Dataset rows
------------------------
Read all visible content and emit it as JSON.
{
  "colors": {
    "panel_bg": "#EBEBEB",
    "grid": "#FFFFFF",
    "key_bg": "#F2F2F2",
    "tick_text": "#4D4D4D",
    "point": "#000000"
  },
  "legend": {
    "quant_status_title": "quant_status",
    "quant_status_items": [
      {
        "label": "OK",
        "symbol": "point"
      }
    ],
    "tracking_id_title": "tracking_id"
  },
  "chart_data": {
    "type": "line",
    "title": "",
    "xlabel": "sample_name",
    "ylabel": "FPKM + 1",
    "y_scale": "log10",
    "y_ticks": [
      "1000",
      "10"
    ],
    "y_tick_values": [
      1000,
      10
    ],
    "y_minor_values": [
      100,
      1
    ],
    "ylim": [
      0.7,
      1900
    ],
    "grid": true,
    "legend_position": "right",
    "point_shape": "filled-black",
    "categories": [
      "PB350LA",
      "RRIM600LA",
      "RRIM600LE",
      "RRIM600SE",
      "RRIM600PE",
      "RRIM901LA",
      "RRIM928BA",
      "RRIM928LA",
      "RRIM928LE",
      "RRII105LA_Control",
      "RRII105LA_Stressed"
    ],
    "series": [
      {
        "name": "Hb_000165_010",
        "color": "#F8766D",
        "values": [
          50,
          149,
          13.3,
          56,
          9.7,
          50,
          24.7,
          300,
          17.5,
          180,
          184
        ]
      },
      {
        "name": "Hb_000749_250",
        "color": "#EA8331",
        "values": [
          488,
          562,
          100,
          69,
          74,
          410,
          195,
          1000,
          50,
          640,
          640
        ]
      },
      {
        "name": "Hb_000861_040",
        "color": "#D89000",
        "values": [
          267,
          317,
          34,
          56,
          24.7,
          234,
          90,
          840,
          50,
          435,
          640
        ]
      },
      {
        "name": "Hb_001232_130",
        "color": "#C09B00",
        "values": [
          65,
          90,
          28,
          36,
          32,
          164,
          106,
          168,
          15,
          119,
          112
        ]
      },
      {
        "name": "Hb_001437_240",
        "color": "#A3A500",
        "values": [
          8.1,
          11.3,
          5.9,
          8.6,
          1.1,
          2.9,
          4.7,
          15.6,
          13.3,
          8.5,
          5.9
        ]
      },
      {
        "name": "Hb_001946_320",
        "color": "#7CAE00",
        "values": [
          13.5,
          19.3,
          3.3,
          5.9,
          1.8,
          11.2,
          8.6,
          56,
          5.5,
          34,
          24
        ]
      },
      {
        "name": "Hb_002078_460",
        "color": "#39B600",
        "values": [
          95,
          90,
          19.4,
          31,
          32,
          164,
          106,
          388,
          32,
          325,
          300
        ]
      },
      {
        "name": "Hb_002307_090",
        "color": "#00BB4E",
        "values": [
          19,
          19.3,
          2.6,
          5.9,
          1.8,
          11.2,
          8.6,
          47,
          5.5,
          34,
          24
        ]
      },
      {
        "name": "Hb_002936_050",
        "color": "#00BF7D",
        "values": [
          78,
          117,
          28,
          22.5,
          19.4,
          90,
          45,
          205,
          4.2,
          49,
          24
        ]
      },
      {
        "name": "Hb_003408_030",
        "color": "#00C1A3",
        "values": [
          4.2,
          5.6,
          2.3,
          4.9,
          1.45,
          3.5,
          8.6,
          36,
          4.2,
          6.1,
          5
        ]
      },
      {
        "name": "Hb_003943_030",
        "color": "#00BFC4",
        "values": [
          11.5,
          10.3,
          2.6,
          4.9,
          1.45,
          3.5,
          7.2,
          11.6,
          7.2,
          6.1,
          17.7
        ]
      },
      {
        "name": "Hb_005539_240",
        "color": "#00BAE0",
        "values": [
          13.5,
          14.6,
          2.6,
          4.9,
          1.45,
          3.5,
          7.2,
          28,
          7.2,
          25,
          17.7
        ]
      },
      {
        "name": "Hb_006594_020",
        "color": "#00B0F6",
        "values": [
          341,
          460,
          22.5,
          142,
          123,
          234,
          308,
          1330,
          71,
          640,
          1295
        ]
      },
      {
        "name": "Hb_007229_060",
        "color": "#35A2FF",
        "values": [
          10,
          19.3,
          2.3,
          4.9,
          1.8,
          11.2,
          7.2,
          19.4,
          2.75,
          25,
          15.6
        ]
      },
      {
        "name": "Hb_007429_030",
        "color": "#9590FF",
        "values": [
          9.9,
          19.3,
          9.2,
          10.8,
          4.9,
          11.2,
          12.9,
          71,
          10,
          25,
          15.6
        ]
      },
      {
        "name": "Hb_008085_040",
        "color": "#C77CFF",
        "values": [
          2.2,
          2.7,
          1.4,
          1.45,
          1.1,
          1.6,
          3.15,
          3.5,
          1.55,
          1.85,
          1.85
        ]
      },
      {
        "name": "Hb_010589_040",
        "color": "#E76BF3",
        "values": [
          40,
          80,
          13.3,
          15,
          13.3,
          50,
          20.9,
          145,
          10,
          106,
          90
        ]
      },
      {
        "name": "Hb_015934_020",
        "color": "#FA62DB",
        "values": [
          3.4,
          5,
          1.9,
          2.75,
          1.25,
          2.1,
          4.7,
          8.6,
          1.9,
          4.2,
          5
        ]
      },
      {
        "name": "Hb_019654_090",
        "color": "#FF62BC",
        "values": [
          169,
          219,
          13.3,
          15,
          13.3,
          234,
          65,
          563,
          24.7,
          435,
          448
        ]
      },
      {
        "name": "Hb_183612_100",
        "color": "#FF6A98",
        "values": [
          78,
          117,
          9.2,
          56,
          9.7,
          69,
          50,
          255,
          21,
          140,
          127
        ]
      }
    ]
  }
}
------------------------
PROBLEM: The entries above should be repeated exactly, every one of them.

EXERCISE OUTPUT:
Read all visible content and emit it as JSON.
{
  "colors": {
    "panel_bg": "#EBEBEB",
    "grid": "#FFFFFF",
    "key_bg": "#F2F2F2",
    "tick_text": "#4D4D4D",
    "point": "#000000"
  },
  "legend": {
    "quant_status_title": "quant_status",
    "quant_status_items": [
      {
        "label": "OK",
        "symbol": "point"
      }
    ],
    "tracking_id_title": "tracking_id"
  },
  "chart_data": {
    "type": "line",
    "title": "",
    "xlabel": "sample_name",
    "ylabel": "FPKM + 1",
    "y_scale": "log10",
    "y_ticks": [
      "1000",
      "10"
    ],
    "y_tick_values": [
      1000,
      10
    ],
    "y_minor_values": [
      100,
      1
    ],
    "ylim": [
      0.7,
      1900
    ],
    "grid": true,
    "legend_position": "right",
    "point_shape": "filled-black",
    "categories": [
      "PB350LA",
      "RRIM600LA",
      "RRIM600LE",
      "RRIM600SE",
      "RRIM600PE",
      "RRIM901LA",
      "RRIM928BA",
      "RRIM928LA",
      "RRIM928LE",
      "RRII105LA_Control",
      "RRII105LA_Stressed"
    ],
    "series": [
      {
        "name": "Hb_000165_010",
        "color": "#F8766D",
        "values": [
          50,
          149,
          13.3,
          56,
          9.7,
          50,
          24.7,
          300,
          17.5,
          180,
          184
        ]
      },
      {
        "name": "Hb_000749_250",
        "color": "#EA8331",
        "values": [
          488,
          562,
          100,
          69,
          74,
          410,
          195,
          1000,
          50,
          640,
          640
        ]
      },
      {
        "name": "Hb_000861_040",
        "color": "#D89000",
        "values": [
          267,
          317,
          34,
          56,
          24.7,
          234,
          90,
          840,
          50,
          435,
          640
        ]
      },
      {
        "name": "Hb_001232_130",
        "color": "#C09B00",
        "values": [
          65,
          90,
          28,
          36,
          32,
          164,
          106,
          168,
          15,
          119,
          112
        ]
      },
      {
        "name": "Hb_001437_240",
        "color": "#A3A500",
        "values": [
          8.1,
          11.3,
          5.9,
          8.6,
          1.1,
          2.9,
          4.7,
          15.6,
          13.3,
          8.5,
          5.9
        ]
      },
      {
        "name": "Hb_001946_320",
        "color": "#7CAE00",
        "values": [
          13.5,
          19.3,
          3.3,
          5.9,
          1.8,
          11.2,
          8.6,
          56,
          5.5,
          34,
          24
        ]
      },
      {
        "name": "Hb_002078_460",
        "color": "#39B600",
        "values": [
          95,
          90,
          19.4,
          31,
          32,
          164,
          106,
          388,
          32,
          325,
          300
        ]
      },
      {
        "name": "Hb_002307_090",
        "color": "#00BB4E",
        "values": [
          19,
          19.3,
          2.6,
          5.9,
          1.8,
          11.2,
          8.6,
          47,
          5.5,
          34,
          24
        ]
      },
      {
        "name": "Hb_002936_050",
        "color": "#00BF7D",
        "values": [
          78,
          117,
          28,
          22.5,
          19.4,
          90,
          45,
          205,
          4.2,
          49,
          24
        ]
      },
      {
        "name": "Hb_003408_030",
        "color": "#00C1A3",
        "values": [
          4.2,
          5.6,
          2.3,
          4.9,
          1.45,
          3.5,
          8.6,
          36,
          4.2,
          6.1,
          5
        ]
      },
      {
        "name": "Hb_003943_030",
        "color": "#00BFC4",
        "values": [
          11.5,
          10.3,
          2.6,
          4.9,
          1.45,
          3.5,
          7.2,
          11.6,
          7.2,
          6.1,
          17.7
        ]
      },
      {
        "name": "Hb_005539_240",
        "color": "#00BAE0",
        "values": [
          13.5,
          14.6,
          2.6,
          4.9,
          1.45,
          3.5,
          7.2,
          28,
          7.2,
          25,
          17.7
        ]
      },
      {
        "name": "Hb_006594_020",
        "color": "#00B0F6",
        "values": [
          341,
          460,
          22.5,
          142,
          123,
          234,
          308,
          1330,
          71,
          640,
          1295
        ]
      },
      {
        "name": "Hb_007229_060",
        "color": "#35A2FF",
        "values": [
          10,
          19.3,
          2.3,
          4.9,
          1.8,
          11.2,
          7.2,
          19.4,
          2.75,
          25,
          15.6
        ]
      },
      {
        "name": "Hb_007429_030",
        "color": "#9590FF",
        "values": [
          9.9,
          19.3,
          9.2,
          10.8,
          4.9,
          11.2,
          12.9,
          71,
          10,
          25,
          15.6
        ]
      },
      {
        "name": "Hb_008085_040",
        "color": "#C77CFF",
        "values": [
          2.2,
          2.7,
          1.4,
          1.45,
          1.1,
          1.6,
          3.15,
          3.5,
          1.55,
          1.85,
          1.85
        ]
      },
      {
        "name": "Hb_010589_040",
        "color": "#E76BF3",
        "values": [
          40,
          80,
          13.3,
          15,
          13.3,
          50,
          20.9,
          145,
          10,
          106,
          90
        ]
      },
      {
        "name": "Hb_015934_020",
        "color": "#FA62DB",
        "values": [
          3.4,
          5,
          1.9,
          2.75,
          1.25,
          2.1,
          4.7,
          8.6,
          1.9,
          4.2,
          5
        ]
      },
      {
        "name": "Hb_019654_090",
        "color": "#FF62BC",
        "values": [
          169,
          219,
          13.3,
          15,
          13.3,
          234,
          65,
          563,
          24.7,
          435,
          448
        ]
      },
      {
        "name": "Hb_183612_100",
        "color": "#FF6A98",
        "values": [
          78,
          117,
          9.2,
          56,
          9.7,
          69,
          50,
          255,
          21,
          140,
          127
        ]
      }
    ]
  }
}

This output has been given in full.